Materials provided:
□ □ □ □ □
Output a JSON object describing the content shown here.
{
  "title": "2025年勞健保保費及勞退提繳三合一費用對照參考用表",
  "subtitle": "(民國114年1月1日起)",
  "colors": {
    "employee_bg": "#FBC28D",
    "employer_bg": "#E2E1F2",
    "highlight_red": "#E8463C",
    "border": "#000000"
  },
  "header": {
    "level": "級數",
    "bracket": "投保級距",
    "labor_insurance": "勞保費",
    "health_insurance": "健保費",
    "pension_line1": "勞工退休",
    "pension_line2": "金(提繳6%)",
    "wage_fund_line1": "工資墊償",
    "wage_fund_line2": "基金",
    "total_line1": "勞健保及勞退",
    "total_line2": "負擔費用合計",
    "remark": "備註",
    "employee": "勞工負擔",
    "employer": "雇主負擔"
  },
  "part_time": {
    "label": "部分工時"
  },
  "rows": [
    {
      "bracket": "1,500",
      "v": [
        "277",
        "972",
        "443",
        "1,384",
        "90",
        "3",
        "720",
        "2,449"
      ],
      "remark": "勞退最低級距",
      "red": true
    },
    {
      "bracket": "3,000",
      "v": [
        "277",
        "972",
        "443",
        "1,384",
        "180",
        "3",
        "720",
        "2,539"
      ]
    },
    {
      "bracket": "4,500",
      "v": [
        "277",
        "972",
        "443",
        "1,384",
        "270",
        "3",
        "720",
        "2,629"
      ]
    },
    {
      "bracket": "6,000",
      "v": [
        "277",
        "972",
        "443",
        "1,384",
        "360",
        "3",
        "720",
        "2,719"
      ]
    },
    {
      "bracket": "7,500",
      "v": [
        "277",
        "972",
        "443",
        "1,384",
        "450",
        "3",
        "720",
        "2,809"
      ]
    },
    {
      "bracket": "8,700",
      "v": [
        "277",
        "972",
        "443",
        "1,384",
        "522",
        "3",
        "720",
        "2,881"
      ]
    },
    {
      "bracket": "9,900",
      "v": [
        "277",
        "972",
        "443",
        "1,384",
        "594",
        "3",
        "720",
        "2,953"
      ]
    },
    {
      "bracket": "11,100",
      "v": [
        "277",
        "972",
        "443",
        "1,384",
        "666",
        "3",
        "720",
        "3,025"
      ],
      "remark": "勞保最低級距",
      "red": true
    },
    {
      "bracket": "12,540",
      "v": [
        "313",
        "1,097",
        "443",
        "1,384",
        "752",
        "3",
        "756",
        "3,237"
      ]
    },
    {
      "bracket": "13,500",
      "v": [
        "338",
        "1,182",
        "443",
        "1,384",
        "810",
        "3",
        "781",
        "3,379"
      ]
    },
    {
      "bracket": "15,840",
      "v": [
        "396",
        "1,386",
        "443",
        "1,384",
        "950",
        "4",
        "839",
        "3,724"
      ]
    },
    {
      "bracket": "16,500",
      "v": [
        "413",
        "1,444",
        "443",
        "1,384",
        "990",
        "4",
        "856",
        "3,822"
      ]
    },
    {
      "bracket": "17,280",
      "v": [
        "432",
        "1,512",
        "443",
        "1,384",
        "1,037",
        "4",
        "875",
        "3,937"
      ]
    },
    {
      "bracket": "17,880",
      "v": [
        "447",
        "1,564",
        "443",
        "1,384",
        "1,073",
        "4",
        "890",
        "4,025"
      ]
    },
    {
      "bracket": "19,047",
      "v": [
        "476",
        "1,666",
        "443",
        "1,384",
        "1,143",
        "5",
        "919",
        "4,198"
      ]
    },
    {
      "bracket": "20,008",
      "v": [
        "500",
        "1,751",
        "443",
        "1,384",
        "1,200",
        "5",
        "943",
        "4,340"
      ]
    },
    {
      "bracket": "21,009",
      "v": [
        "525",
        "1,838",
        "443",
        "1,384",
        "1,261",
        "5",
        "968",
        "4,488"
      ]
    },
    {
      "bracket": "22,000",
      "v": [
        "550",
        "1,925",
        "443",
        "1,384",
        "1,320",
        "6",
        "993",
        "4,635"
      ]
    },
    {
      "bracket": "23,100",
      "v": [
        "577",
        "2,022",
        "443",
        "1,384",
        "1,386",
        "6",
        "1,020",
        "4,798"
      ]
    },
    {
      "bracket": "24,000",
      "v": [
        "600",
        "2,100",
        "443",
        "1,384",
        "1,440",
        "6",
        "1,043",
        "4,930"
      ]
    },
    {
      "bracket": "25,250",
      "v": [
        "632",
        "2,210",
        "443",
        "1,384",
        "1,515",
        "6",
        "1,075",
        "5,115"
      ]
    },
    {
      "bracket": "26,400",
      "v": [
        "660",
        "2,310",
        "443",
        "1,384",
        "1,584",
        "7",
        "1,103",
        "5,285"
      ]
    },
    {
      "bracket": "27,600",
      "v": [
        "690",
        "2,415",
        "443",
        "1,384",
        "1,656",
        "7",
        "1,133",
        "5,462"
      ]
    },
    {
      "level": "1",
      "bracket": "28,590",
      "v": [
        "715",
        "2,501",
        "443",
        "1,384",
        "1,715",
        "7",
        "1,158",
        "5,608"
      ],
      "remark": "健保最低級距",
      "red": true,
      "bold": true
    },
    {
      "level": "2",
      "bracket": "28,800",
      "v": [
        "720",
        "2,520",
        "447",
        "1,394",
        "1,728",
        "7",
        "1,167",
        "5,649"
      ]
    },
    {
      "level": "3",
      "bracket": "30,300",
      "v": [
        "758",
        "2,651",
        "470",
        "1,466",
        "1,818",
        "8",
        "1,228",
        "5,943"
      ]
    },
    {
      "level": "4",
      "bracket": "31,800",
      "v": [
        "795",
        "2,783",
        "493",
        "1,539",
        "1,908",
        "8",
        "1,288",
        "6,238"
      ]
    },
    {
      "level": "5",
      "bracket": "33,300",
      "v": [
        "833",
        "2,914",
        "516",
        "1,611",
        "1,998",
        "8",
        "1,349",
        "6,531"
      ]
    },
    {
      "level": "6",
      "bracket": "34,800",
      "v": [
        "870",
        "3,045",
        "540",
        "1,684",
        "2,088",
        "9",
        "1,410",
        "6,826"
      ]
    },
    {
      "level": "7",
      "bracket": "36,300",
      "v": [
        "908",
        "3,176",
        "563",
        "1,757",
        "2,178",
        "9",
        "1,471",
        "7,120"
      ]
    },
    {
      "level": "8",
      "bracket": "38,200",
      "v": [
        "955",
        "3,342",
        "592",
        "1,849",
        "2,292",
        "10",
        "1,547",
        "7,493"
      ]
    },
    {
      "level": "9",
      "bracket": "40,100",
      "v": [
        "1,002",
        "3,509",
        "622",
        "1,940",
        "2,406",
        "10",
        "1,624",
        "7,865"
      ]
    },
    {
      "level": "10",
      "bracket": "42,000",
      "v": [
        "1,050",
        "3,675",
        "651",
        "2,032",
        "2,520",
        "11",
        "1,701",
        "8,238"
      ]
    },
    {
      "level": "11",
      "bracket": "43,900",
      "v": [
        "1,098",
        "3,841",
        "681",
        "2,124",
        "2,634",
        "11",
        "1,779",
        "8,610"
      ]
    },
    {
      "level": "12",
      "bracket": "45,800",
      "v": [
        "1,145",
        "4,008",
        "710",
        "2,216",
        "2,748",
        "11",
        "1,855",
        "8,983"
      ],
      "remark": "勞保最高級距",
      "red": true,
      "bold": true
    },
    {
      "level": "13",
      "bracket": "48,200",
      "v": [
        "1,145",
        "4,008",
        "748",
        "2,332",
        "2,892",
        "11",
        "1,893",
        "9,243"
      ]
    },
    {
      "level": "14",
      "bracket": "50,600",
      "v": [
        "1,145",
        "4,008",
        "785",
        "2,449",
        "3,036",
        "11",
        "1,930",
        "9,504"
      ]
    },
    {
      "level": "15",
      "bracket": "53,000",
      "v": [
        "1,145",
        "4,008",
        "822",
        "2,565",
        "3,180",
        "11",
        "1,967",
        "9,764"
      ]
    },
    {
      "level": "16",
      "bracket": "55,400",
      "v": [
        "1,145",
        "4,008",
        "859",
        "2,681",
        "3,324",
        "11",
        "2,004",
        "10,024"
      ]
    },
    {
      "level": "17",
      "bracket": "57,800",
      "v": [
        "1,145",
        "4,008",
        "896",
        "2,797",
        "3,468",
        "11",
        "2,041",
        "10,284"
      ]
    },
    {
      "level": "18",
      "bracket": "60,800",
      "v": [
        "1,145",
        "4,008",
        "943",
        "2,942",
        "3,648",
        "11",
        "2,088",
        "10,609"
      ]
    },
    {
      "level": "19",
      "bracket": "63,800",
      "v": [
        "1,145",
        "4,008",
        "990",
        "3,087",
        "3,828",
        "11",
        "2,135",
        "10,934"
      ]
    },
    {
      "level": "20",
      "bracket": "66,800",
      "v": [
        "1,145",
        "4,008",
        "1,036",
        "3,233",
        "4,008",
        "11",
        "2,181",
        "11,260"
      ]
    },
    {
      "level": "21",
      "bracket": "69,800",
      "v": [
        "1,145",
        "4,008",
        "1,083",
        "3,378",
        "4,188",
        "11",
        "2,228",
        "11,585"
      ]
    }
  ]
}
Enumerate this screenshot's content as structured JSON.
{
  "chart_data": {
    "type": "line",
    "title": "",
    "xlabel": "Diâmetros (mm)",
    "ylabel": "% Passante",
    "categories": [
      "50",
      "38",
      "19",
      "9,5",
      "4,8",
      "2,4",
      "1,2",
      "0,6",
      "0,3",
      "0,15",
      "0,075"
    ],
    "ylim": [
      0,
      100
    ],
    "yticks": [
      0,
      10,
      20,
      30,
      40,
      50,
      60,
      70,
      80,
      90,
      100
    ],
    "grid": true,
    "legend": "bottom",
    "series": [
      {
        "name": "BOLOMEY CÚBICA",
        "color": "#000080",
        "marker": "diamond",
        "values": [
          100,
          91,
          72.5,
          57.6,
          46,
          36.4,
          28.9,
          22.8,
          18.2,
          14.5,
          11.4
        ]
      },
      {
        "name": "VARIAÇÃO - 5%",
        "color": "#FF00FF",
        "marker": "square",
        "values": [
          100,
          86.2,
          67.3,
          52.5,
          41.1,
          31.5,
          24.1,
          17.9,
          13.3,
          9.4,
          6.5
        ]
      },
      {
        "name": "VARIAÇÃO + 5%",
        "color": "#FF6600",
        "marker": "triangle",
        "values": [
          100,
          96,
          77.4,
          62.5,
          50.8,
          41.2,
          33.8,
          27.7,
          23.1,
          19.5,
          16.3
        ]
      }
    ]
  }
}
□ □ □ □ □
Stated exercise: Write out every line of the listing that holds the word "JSON".

Reply to the task:
Output a JSON object describing the content shown here.
Enumerate this screenshot's content as structured JSON.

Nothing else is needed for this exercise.